> _Aim of the task_
Copy the records from the beginning through the line containing "label-leader (764, 371, 816, 405)", changing each "annotation-arrow" to "callout-arrow" and leaving everything else as it is.

> _Records for processing_
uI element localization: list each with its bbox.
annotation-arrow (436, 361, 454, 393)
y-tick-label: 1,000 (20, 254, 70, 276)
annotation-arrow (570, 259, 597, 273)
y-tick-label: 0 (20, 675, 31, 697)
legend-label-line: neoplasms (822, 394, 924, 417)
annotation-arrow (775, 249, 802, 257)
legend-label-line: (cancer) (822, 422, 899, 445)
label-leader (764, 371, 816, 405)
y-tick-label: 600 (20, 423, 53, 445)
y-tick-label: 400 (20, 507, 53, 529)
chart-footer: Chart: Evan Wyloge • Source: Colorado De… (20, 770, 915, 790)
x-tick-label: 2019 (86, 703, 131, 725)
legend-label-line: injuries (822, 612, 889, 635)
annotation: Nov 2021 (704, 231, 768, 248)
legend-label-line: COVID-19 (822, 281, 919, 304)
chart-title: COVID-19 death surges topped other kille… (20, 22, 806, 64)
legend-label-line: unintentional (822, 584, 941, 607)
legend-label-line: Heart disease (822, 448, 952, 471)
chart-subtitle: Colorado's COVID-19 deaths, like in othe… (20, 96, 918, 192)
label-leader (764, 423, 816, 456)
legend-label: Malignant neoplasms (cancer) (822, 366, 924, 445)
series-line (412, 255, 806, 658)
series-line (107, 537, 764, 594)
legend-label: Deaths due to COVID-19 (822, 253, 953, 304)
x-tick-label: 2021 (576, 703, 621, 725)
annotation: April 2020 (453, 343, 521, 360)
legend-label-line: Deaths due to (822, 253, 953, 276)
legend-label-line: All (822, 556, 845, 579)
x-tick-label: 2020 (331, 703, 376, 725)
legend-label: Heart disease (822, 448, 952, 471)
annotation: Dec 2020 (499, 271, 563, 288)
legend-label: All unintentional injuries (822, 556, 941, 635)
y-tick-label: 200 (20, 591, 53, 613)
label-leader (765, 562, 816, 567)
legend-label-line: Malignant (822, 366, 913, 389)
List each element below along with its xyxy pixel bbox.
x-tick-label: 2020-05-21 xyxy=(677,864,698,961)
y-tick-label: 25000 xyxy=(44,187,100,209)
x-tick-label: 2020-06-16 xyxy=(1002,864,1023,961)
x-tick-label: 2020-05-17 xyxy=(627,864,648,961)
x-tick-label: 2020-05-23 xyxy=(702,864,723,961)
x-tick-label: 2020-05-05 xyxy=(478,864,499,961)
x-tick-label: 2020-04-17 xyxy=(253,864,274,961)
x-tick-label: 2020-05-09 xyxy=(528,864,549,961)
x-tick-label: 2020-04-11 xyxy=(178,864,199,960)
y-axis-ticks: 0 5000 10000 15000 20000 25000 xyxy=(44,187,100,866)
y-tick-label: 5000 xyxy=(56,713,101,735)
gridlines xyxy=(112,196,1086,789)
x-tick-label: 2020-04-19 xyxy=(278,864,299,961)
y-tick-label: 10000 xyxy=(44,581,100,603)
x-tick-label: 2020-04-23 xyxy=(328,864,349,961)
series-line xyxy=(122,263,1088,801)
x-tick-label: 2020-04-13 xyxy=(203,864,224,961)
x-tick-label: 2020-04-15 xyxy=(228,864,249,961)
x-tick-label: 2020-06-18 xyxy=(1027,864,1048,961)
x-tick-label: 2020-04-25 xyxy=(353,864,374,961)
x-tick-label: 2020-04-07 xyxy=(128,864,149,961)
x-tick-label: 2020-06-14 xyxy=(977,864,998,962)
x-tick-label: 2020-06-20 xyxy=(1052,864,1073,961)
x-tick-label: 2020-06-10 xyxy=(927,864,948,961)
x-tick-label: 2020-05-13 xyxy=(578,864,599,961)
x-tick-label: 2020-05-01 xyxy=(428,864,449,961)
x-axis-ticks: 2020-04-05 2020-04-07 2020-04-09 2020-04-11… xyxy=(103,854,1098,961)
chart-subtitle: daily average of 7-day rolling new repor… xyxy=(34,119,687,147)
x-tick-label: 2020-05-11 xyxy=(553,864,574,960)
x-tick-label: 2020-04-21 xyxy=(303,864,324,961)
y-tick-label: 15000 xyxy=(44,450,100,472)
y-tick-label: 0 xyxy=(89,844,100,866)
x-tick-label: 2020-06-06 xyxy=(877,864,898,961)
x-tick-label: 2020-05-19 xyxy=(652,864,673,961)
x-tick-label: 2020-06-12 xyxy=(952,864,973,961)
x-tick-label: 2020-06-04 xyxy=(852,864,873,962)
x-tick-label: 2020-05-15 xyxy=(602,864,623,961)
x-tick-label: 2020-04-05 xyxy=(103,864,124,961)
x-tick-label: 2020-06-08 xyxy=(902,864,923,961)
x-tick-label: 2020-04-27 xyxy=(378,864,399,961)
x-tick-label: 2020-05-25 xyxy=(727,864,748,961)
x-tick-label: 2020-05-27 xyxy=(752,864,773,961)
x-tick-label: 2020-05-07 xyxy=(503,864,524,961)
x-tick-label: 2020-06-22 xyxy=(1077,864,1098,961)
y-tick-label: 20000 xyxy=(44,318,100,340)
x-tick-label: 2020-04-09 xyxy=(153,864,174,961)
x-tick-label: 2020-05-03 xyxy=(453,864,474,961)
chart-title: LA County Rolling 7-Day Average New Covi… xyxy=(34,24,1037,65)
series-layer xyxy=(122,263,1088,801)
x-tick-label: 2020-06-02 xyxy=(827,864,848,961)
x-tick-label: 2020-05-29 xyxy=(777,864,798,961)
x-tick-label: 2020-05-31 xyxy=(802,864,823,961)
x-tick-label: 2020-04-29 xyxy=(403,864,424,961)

> _Result_
uI element localization: list each with its bbox.
callout-arrow (436, 361, 454, 393)
y-tick-label: 1,000 (20, 254, 70, 276)
callout-arrow (570, 259, 597, 273)
y-tick-label: 0 (20, 675, 31, 697)
legend-label-line: neoplasms (822, 394, 924, 417)
callout-arrow (775, 249, 802, 257)
legend-label-line: (cancer) (822, 422, 899, 445)
label-leader (764, 371, 816, 405)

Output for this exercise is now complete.